=== Supplied information ===
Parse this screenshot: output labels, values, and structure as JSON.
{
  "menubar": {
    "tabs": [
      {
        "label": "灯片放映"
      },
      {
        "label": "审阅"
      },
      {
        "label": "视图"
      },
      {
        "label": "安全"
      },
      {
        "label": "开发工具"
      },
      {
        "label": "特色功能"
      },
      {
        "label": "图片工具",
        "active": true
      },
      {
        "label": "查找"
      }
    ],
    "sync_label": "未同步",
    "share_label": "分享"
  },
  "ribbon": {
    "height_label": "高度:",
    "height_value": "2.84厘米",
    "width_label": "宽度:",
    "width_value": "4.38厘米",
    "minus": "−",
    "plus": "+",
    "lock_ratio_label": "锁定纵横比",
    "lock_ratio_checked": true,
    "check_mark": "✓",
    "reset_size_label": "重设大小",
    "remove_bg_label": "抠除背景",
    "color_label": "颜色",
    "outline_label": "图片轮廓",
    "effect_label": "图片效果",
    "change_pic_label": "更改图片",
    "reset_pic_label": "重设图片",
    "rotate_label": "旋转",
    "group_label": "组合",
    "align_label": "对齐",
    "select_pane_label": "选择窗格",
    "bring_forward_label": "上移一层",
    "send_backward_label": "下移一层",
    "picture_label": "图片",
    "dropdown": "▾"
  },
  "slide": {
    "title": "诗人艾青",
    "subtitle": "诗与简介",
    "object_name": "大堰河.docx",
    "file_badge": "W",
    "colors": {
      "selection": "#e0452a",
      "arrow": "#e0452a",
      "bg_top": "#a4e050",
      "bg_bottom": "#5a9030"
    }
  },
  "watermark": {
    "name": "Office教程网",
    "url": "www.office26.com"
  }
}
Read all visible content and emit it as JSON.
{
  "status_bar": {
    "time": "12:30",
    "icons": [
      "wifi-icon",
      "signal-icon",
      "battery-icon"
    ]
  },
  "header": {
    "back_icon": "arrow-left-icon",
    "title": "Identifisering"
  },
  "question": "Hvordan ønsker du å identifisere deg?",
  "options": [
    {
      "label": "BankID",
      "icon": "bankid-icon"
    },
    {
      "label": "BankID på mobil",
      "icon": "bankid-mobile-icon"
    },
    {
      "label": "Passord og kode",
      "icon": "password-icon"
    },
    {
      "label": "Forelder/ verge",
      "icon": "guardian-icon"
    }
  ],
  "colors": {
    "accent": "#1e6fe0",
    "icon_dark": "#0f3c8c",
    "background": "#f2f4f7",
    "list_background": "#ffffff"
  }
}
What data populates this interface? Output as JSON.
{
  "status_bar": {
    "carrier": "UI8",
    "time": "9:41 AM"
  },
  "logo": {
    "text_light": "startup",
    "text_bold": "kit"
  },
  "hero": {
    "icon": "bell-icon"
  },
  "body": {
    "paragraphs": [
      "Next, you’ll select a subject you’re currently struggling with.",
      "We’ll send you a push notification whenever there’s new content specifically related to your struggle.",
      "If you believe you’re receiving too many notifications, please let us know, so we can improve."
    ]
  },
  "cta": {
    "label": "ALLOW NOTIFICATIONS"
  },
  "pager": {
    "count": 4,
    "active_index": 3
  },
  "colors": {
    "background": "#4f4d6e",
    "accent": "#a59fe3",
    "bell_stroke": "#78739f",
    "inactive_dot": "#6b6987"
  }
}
===
What the exercise asks → Faithfully reproduce all of the records, character for character.

Answer to the exercise →
Parse this screenshot: output labels, values, and structure as JSON.
{
  "menubar": {
    "tabs": [
      {
        "label": "灯片放映"
      },
      {
        "label": "审阅"
      },
      {
        "label": "视图"
      },
      {
        "label": "安全"
      },
      {
        "label": "开发工具"
      },
      {
        "label": "特色功能"
      },
      {
        "label": "图片工具",
        "active": true
      },
      {
        "label": "查找"
      }
    ],
    "sync_label": "未同步",
    "share_label": "分享"
  },
  "ribbon": {
    "height_label": "高度:",
    "height_value": "2.84厘米",
    "width_label": "宽度:",
    "width_value": "4.38厘米",
    "minus": "−",
    "plus": "+",
    "lock_ratio_label": "锁定纵横比",
    "lock_ratio_checked": true,
    "check_mark": "✓",
    "reset_size_label": "重设大小",
    "remove_bg_label": "抠除背景",
    "color_label": "颜色",
    "outline_label": "图片轮廓",
    "effect_label": "图片效果",
    "change_pic_label": "更改图片",
    "reset_pic_label": "重设图片",
    "rotate_label": "旋转",
    "group_label": "组合",
    "align_label": "对齐",
    "select_pane_label": "选择窗格",
    "bring_forward_label": "上移一层",
    "send_backward_label": "下移一层",
    "picture_label": "图片",
    "dropdown": "▾"
  },
  "slide": {
    "title": "诗人艾青",
    "subtitle": "诗与简介",
    "object_name": "大堰河.docx",
    "file_badge": "W",
    "colors": {
      "selection": "#e0452a",
      "arrow": "#e0452a",
      "bg_top": "#a4e050",
      "bg_bottom": "#5a9030"
    }
  },
  "watermark": {
    "name": "Office教程网",
    "url": "www.office26.com"
  }
}
Read all visible content and emit it as JSON.
{
  "status_bar": {
    "time": "12:30",
    "icons": [
      "wifi-icon",
      "signal-icon",
      "battery-icon"
    ]
  },
  "header": {
    "back_icon": "arrow-left-icon",
    "title": "Identifisering"
  },
  "question": "Hvordan ønsker du å identifisere deg?",
  "options": [
    {
      "label": "BankID",
      "icon": "bankid-icon"
    },
    {
      "label": "BankID på mobil",
      "icon": "bankid-mobile-icon"
    },
    {
      "label": "Passord og kode",
      "icon": "password-icon"
    },
    {
      "label": "Forelder/ verge",
      "icon": "guardian-icon"
    }
  ],
  "colors": {
    "accent": "#1e6fe0",
    "icon_dark": "#0f3c8c",
    "background": "#f2f4f7",
    "list_background": "#ffffff"
  }
}
What data populates this interface? Output as JSON.
{
  "status_bar": {
    "carrier": "UI8",
    "time": "9:41 AM"
  },
  "logo": {
    "text_light": "startup",
    "text_bold": "kit"
  },
  "hero": {
    "icon": "bell-icon"
  },
  "body": {
    "paragraphs": [
      "Next, you’ll select a subject you’re currently struggling with.",
      "We’ll send you a push notification whenever there’s new content specifically related to your struggle.",
      "If you believe you’re receiving too many notifications, please let us know, so we can improve."
    ]
  },
  "cta": {
    "label": "ALLOW NOTIFICATIONS"
  },
  "pager": {
    "count": 4,
    "active_index": 3
  },
  "colors": {
    "background": "#4f4d6e",
    "accent": "#a59fe3",
    "bell_stroke": "#78739f",
    "inactive_dot": "#6b6987"
  }
}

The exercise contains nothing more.